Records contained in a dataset
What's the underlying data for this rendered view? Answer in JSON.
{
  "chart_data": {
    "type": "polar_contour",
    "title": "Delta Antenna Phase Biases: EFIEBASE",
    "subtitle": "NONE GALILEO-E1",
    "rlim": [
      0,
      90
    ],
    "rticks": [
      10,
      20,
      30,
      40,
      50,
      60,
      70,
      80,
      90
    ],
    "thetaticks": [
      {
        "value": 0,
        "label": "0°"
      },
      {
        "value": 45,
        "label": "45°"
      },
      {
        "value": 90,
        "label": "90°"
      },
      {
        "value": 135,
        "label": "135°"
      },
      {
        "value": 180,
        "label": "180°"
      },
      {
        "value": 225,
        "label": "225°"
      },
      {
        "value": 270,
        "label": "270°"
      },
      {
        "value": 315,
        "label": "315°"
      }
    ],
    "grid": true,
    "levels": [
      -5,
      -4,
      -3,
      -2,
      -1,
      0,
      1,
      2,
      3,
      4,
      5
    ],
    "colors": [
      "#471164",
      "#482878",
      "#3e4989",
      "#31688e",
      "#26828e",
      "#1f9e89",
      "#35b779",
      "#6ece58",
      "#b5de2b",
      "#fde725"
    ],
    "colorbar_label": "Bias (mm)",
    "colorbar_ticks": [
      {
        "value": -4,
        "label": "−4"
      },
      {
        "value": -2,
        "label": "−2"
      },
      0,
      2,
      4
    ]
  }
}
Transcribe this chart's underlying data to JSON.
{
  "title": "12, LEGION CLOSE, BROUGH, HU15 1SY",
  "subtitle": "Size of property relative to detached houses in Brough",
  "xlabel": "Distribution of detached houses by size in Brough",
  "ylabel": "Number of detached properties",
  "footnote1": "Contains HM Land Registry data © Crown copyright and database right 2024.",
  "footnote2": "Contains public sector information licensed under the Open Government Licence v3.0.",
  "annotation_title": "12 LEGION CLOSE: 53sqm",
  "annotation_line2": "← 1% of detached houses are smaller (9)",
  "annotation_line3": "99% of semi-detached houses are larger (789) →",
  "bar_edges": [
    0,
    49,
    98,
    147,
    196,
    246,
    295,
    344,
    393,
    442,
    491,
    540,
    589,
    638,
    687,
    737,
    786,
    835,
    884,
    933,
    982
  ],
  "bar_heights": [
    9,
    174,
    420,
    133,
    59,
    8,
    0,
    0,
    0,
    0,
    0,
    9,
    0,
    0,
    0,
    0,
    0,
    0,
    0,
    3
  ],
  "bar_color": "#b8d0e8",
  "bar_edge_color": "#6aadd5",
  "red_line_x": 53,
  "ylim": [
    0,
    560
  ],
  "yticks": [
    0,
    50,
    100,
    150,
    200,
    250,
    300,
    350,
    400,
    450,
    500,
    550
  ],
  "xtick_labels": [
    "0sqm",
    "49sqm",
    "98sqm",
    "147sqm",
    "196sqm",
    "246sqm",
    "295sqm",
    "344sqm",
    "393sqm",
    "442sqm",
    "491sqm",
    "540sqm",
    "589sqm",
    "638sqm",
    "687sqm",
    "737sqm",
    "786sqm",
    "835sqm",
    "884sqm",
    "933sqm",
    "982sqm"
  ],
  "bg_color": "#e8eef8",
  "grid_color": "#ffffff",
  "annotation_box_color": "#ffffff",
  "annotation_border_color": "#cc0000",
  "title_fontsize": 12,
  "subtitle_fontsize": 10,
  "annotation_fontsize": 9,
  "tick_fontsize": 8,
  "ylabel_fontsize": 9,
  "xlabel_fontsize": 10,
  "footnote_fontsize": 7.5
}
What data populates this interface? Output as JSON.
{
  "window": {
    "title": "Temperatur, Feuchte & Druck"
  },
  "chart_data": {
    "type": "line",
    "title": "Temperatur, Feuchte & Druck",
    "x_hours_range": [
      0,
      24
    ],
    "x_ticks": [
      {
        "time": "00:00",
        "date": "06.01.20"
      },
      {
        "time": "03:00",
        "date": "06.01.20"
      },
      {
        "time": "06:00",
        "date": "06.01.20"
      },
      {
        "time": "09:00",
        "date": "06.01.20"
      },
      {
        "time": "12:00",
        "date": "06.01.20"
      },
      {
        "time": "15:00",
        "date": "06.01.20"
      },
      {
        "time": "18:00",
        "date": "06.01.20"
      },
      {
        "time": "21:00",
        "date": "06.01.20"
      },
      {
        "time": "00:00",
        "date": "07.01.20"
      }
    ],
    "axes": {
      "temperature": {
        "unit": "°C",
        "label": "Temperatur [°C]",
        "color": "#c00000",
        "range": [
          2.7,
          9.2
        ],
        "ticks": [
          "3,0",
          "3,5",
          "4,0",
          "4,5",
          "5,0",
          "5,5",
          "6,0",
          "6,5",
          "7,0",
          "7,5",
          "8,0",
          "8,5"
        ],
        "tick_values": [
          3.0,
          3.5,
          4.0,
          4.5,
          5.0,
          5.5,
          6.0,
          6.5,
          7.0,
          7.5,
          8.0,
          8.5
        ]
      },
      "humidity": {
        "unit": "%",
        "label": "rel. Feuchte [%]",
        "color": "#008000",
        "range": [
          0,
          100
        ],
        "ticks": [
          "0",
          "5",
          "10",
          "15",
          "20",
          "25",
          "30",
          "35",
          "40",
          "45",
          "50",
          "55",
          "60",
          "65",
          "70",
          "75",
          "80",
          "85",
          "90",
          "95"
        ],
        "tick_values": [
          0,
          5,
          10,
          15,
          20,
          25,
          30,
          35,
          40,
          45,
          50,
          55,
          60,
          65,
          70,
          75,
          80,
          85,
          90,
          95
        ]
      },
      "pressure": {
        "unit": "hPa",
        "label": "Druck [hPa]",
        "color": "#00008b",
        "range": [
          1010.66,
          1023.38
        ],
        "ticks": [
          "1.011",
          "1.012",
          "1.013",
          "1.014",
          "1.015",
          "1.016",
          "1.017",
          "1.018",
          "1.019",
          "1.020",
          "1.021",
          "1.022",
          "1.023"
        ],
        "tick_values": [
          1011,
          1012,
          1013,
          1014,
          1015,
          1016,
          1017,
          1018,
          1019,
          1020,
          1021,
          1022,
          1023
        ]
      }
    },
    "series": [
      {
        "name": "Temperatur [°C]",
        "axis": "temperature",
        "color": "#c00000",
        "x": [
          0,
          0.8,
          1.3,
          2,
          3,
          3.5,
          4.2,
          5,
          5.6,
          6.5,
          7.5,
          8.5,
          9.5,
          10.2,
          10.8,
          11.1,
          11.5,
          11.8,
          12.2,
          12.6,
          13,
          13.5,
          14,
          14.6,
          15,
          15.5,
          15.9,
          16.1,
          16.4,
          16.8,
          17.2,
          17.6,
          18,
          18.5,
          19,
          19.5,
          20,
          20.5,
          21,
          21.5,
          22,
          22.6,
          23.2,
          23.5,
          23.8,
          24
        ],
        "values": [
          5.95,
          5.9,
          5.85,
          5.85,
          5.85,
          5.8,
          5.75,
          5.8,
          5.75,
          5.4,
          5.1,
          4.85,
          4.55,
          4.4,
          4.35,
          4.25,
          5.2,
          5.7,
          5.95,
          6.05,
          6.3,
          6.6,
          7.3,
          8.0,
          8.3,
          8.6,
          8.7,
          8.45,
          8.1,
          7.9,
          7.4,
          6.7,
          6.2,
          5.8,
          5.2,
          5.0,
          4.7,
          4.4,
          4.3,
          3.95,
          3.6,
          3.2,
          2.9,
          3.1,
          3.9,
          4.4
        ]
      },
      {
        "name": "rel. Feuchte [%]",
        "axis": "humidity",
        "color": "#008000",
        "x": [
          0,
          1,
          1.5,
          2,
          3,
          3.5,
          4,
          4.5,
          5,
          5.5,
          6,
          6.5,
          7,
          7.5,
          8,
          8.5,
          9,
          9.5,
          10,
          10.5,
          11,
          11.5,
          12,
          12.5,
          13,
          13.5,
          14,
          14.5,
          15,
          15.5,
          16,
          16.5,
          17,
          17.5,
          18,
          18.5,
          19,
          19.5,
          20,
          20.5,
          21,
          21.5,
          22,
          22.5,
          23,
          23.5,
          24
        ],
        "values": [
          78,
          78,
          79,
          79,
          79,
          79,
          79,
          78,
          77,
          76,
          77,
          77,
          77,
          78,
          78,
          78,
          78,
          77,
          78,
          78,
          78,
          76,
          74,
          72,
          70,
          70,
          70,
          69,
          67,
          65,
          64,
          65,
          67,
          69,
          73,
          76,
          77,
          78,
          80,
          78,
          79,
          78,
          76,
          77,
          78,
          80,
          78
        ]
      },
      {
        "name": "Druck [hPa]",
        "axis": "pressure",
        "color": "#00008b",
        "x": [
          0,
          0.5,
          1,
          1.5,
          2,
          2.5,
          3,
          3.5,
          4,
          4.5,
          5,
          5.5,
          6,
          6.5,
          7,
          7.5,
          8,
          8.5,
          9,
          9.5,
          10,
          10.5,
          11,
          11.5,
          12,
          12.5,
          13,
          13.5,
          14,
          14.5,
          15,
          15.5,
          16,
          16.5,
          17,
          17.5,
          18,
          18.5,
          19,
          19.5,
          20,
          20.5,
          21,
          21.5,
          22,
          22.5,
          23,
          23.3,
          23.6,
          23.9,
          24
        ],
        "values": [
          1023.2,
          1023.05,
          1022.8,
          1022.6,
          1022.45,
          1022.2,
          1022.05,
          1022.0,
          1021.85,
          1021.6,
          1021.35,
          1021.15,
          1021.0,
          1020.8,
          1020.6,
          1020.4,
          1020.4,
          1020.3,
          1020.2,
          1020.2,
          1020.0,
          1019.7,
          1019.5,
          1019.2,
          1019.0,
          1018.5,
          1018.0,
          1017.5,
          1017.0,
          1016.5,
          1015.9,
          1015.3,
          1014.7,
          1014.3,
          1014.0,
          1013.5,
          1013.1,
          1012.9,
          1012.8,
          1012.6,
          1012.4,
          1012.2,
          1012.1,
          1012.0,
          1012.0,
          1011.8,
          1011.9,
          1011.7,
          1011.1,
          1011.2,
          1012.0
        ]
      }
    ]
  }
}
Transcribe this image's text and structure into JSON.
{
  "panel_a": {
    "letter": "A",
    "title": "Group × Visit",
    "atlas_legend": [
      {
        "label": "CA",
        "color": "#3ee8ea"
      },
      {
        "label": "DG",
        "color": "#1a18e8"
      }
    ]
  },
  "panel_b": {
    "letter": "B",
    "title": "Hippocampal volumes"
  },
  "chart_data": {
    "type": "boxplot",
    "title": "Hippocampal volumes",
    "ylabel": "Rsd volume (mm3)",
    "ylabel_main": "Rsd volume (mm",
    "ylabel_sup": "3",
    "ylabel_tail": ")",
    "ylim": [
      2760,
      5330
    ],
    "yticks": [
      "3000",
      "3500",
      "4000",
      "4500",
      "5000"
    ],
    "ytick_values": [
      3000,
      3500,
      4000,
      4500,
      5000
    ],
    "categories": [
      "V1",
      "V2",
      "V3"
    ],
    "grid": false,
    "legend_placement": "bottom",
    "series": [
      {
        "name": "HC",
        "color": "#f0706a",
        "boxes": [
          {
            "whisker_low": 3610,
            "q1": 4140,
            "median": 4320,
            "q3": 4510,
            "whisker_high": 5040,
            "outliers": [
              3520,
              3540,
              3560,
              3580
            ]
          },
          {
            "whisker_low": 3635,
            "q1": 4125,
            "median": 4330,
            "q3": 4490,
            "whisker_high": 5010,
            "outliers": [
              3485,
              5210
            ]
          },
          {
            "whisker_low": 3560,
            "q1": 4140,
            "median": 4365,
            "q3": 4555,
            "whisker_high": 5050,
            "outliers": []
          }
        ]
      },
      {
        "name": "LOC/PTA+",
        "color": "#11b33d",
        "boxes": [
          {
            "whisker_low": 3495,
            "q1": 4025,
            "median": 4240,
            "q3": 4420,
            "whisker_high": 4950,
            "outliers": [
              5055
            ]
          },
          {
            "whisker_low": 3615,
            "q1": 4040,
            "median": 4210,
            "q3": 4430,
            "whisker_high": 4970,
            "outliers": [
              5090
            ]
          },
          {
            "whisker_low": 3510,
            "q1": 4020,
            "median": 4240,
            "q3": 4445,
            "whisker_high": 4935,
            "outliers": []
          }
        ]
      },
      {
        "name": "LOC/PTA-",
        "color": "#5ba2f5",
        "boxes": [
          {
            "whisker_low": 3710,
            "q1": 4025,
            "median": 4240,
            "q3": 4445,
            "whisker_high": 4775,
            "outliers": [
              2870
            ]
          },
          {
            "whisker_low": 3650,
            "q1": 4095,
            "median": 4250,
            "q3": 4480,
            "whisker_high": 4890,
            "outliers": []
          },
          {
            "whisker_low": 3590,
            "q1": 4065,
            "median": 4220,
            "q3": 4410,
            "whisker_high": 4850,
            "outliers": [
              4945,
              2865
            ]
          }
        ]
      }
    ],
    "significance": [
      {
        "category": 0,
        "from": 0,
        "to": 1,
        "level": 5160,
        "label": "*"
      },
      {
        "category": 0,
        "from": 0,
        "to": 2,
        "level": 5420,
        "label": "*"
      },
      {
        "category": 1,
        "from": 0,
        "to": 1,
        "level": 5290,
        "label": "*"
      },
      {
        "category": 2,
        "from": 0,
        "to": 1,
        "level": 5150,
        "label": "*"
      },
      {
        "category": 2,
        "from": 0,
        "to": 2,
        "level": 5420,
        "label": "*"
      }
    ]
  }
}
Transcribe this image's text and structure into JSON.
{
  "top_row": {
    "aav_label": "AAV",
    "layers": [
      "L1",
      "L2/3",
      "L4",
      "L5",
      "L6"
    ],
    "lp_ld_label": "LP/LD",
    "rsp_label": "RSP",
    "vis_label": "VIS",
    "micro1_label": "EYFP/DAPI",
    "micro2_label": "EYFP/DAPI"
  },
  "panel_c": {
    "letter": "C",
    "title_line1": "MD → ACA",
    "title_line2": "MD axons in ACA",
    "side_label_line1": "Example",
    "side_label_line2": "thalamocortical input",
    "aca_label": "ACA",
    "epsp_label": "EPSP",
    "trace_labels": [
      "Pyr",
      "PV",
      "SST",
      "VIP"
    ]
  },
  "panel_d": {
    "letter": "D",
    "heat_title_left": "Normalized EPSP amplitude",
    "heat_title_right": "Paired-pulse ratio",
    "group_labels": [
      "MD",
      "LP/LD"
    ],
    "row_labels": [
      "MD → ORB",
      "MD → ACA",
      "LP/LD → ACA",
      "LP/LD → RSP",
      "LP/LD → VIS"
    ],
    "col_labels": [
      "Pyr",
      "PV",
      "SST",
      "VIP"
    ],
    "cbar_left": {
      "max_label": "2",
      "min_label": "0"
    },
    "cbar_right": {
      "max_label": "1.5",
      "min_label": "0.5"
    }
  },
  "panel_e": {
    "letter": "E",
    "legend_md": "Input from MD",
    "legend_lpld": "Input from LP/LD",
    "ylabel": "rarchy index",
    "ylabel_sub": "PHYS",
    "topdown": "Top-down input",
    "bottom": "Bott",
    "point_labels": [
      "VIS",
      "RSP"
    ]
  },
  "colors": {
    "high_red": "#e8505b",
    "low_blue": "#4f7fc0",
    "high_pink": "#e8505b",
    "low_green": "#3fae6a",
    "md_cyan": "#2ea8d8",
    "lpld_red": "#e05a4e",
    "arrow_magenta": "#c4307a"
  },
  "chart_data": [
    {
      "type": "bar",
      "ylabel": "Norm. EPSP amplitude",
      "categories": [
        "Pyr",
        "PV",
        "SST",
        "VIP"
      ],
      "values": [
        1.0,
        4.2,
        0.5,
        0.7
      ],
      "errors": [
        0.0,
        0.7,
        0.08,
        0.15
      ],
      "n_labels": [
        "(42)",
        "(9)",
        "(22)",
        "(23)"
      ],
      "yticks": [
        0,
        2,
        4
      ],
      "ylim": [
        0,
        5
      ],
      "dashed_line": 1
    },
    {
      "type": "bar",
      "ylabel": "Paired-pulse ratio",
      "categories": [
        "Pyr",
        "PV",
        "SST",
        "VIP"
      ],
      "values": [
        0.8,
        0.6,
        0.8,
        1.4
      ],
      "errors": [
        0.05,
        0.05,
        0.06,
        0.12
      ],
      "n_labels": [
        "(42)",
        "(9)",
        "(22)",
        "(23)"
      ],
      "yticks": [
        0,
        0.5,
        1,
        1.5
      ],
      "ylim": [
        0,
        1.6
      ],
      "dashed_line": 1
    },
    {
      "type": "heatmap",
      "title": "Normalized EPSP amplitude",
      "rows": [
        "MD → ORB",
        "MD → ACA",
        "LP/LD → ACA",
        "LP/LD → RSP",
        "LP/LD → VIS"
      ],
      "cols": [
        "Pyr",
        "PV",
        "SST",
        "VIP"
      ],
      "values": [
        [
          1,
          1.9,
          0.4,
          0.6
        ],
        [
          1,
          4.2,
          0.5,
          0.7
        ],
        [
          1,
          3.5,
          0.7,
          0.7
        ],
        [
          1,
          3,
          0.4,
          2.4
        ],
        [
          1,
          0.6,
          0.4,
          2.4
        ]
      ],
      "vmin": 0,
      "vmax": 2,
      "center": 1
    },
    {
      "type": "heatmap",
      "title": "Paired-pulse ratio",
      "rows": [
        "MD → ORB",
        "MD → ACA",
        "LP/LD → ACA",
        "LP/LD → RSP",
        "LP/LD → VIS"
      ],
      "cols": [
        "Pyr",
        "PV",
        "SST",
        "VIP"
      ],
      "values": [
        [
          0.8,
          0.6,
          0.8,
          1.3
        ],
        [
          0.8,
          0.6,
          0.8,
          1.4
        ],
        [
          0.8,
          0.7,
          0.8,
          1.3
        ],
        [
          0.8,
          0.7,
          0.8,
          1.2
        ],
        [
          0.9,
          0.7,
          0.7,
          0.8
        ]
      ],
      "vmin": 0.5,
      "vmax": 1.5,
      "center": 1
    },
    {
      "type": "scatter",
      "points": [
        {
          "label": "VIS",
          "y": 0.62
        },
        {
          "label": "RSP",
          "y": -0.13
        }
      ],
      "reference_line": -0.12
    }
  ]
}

AIM OF THE TASK: For the listing above, give the number of lines in which the string "Normalized" occurs, and nothing else.

TASK RESPONSE: 2